-- Your instructions --
Each record below should be repeated precisely as written.

Records from a collection of figures

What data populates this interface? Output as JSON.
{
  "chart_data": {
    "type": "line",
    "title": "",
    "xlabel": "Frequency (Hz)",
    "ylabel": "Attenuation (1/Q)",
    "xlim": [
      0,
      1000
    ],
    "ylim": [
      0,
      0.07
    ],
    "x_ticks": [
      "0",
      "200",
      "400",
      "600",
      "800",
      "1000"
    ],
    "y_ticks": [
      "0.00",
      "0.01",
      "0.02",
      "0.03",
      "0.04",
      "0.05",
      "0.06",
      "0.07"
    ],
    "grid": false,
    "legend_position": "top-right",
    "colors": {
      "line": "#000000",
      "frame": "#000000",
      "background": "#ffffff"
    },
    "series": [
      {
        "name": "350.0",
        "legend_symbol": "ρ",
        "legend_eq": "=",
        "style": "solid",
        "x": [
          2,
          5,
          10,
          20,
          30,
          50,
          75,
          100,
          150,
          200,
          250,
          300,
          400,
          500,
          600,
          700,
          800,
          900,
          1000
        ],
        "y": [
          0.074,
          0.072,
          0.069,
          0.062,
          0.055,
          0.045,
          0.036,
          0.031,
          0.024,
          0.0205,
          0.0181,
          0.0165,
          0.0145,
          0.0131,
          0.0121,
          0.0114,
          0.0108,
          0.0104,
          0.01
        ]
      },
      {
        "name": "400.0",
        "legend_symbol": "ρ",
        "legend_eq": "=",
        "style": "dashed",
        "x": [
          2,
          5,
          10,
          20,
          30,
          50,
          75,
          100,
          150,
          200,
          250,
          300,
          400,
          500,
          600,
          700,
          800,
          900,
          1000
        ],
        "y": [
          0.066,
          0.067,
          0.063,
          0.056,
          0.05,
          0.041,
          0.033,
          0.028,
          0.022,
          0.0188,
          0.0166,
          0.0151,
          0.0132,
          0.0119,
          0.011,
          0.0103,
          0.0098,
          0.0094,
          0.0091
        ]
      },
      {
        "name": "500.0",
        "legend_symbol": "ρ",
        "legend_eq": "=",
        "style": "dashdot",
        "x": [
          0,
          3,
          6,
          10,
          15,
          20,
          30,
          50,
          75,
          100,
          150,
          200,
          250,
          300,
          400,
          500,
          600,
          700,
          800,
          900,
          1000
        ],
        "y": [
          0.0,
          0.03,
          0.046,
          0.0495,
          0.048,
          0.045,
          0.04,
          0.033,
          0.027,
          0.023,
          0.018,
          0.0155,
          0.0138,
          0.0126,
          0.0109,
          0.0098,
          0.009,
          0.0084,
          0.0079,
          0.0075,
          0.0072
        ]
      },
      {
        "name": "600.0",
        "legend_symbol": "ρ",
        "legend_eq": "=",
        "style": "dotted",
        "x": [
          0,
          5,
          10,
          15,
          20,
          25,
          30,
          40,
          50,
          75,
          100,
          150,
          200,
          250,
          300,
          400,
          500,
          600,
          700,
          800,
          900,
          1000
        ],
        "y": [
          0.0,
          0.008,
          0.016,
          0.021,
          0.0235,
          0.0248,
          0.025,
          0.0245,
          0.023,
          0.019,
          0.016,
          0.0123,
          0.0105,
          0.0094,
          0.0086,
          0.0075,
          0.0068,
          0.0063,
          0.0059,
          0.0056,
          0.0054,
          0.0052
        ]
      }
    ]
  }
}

-- Output below --
What data populates this interface? Output as JSON.
{
  "chart_data": {
    "type": "line",
    "title": "",
    "xlabel": "Frequency (Hz)",
    "ylabel": "Attenuation (1/Q)",
    "xlim": [
      0,
      1000
    ],
    "ylim": [
      0,
      0.07
    ],
    "x_ticks": [
      "0",
      "200",
      "400",
      "600",
      "800",
      "1000"
    ],
    "y_ticks": [
      "0.00",
      "0.01",
      "0.02",
      "0.03",
      "0.04",
      "0.05",
      "0.06",
      "0.07"
    ],
    "grid": false,
    "legend_position": "top-right",
    "colors": {
      "line": "#000000",
      "frame": "#000000",
      "background": "#ffffff"
    },
    "series": [
      {
        "name": "350.0",
        "legend_symbol": "ρ",
        "legend_eq": "=",
        "style": "solid",
        "x": [
          2,
          5,
          10,
          20,
          30,
          50,
          75,
          100,
          150,
          200,
          250,
          300,
          400,
          500,
          600,
          700,
          800,
          900,
          1000
        ],
        "y": [
          0.074,
          0.072,
          0.069,
          0.062,
          0.055,
          0.045,
          0.036,
          0.031,
          0.024,
          0.0205,
          0.0181,
          0.0165,
          0.0145,
          0.0131,
          0.0121,
          0.0114,
          0.0108,
          0.0104,
          0.01
        ]
      },
      {
        "name": "400.0",
        "legend_symbol": "ρ",
        "legend_eq": "=",
        "style": "dashed",
        "x": [
          2,
          5,
          10,
          20,
          30,
          50,
          75,
          100,
          150,
          200,
          250,
          300,
          400,
          500,
          600,
          700,
          800,
          900,
          1000
        ],
        "y": [
          0.066,
          0.067,
          0.063,
          0.056,
          0.05,
          0.041,
          0.033,
          0.028,
          0.022,
          0.0188,
          0.0166,
          0.0151,
          0.0132,
          0.0119,
          0.011,
          0.0103,
          0.0098,
          0.0094,
          0.0091
        ]
      },
      {
        "name": "500.0",
        "legend_symbol": "ρ",
        "legend_eq": "=",
        "style": "dashdot",
        "x": [
          0,
          3,
          6,
          10,
          15,
          20,
          30,
          50,
          75,
          100,
          150,
          200,
          250,
          300,
          400,
          500,
          600,
          700,
          800,
          900,
          1000
        ],
        "y": [
          0.0,
          0.03,
          0.046,
          0.0495,
          0.048,
          0.045,
          0.04,
          0.033,
          0.027,
          0.023,
          0.018,
          0.0155,
          0.0138,
          0.0126,
          0.0109,
          0.0098,
          0.009,
          0.0084,
          0.0079,
          0.0075,
          0.0072
        ]
      },
      {
        "name": "600.0",
        "legend_symbol": "ρ",
        "legend_eq": "=",
        "style": "dotted",
        "x": [
          0,
          5,
          10,
          15,
          20,
          25,
          30,
          40,
          50,
          75,
          100,
          150,
          200,
          250,
          300,
          400,
          500,
          600,
          700,
          800,
          900,
          1000
        ],
        "y": [
          0.0,
          0.008,
          0.016,
          0.021,
          0.0235,
          0.0248,
          0.025,
          0.0245,
          0.023,
          0.019,
          0.016,
          0.0123,
          0.0105,
          0.0094,
          0.0086,
          0.0075,
          0.0068,
          0.0063,
          0.0059,
          0.0056,
          0.0054,
          0.0052
        ]
      }
    ]
  }
}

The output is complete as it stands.